*Structured figure records*
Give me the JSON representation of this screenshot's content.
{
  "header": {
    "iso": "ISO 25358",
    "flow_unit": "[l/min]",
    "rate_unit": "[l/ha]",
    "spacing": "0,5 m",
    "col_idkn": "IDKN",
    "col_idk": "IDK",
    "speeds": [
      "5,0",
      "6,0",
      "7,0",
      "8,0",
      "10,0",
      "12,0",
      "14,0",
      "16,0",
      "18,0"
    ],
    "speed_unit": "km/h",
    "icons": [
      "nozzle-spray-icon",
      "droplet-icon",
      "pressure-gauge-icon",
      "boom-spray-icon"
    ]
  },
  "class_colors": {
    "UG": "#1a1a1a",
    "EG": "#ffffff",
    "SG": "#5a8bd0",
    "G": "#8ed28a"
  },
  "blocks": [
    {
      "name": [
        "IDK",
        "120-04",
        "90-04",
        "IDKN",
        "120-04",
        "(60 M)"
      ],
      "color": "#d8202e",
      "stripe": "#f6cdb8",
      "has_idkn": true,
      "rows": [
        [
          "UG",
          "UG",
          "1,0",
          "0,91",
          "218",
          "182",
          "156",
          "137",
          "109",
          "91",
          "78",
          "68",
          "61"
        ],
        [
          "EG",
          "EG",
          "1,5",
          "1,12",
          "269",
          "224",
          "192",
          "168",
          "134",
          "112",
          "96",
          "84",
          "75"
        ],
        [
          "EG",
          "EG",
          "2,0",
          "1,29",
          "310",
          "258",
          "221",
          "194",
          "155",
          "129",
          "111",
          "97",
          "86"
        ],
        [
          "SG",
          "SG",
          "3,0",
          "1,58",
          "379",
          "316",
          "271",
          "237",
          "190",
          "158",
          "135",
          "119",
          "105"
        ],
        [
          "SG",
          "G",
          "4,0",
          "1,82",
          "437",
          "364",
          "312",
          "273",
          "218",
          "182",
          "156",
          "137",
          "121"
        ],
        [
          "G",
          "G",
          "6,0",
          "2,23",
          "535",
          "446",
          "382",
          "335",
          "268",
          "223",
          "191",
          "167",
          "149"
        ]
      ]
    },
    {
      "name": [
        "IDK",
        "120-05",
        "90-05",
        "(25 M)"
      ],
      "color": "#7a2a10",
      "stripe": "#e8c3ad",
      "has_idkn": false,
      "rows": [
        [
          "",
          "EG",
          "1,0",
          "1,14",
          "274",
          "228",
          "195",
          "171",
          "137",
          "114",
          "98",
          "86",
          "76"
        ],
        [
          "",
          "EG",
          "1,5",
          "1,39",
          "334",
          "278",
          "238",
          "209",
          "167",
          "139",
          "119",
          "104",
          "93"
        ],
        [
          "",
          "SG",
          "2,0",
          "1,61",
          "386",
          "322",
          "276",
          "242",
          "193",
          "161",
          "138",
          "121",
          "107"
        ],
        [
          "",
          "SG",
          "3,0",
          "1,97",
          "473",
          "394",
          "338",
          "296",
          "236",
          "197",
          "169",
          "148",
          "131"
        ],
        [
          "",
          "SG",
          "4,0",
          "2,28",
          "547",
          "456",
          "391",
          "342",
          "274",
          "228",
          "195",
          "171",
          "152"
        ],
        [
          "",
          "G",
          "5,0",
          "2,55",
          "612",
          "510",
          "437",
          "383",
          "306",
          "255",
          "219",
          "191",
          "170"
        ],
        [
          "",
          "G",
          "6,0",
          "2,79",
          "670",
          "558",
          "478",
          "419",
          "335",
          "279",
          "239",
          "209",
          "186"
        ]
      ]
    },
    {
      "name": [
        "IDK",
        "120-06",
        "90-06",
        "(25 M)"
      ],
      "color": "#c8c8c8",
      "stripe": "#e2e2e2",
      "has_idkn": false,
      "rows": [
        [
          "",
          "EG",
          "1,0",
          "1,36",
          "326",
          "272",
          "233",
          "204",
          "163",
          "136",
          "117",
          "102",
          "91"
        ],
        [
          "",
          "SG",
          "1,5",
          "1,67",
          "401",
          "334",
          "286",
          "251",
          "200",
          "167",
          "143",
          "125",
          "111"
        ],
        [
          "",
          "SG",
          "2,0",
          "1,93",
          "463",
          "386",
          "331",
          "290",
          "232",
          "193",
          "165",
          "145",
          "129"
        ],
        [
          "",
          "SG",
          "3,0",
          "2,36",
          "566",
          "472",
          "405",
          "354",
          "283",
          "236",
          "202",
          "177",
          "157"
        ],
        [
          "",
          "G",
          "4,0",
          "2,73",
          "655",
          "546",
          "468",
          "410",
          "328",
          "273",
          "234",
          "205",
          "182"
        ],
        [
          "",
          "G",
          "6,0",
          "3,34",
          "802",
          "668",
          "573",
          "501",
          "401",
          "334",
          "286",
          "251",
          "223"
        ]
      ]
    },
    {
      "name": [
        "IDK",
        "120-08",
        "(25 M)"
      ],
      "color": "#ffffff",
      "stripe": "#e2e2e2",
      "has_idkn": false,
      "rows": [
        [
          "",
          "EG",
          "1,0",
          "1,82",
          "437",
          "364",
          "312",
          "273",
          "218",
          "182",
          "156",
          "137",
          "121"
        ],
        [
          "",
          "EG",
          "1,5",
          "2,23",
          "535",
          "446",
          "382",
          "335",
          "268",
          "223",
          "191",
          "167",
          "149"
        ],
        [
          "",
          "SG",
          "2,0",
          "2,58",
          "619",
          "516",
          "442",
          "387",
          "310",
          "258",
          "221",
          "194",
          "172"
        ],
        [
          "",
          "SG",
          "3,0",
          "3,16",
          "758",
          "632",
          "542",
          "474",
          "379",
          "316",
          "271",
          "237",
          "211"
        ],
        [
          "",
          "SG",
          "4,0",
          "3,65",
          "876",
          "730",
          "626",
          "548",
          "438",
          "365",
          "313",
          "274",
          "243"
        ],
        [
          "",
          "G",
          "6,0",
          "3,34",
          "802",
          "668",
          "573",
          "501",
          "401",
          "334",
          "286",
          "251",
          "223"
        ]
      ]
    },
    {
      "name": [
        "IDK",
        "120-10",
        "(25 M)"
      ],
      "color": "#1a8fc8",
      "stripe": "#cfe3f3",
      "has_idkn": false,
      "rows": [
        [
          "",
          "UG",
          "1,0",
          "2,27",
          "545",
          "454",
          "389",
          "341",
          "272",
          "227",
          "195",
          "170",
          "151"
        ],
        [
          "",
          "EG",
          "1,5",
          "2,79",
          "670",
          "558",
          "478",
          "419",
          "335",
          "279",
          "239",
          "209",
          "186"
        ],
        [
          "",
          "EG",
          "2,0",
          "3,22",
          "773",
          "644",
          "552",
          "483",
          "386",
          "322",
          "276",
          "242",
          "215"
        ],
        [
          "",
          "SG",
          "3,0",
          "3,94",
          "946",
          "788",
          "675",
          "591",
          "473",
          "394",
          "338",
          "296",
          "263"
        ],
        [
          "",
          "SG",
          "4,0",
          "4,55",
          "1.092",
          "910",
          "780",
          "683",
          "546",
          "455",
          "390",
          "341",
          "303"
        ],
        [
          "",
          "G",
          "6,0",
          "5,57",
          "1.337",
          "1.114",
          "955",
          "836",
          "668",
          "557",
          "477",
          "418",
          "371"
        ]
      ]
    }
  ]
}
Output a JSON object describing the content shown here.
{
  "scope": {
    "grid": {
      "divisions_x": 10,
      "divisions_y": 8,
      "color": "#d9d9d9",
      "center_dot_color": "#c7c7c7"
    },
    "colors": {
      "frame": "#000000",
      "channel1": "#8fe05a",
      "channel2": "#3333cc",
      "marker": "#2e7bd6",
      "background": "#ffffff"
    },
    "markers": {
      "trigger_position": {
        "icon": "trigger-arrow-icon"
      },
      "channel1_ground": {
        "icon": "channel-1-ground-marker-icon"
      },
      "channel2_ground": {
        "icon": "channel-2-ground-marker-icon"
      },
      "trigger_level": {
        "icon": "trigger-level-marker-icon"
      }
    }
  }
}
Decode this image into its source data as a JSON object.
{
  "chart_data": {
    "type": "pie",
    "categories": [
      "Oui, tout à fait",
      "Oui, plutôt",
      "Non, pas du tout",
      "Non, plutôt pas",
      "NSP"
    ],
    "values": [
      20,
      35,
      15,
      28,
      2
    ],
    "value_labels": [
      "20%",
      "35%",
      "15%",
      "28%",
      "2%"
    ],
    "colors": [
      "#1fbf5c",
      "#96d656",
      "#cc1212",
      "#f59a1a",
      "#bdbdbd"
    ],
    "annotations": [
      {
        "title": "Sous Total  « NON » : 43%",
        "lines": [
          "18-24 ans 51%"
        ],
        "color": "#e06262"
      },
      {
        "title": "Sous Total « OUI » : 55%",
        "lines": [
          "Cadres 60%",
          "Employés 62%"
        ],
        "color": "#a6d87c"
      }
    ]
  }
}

*SHORT PROBLEM*
The answer must consist solely of the number of lines in the entries that contain the word "this".

*TASK RESPONSE*
2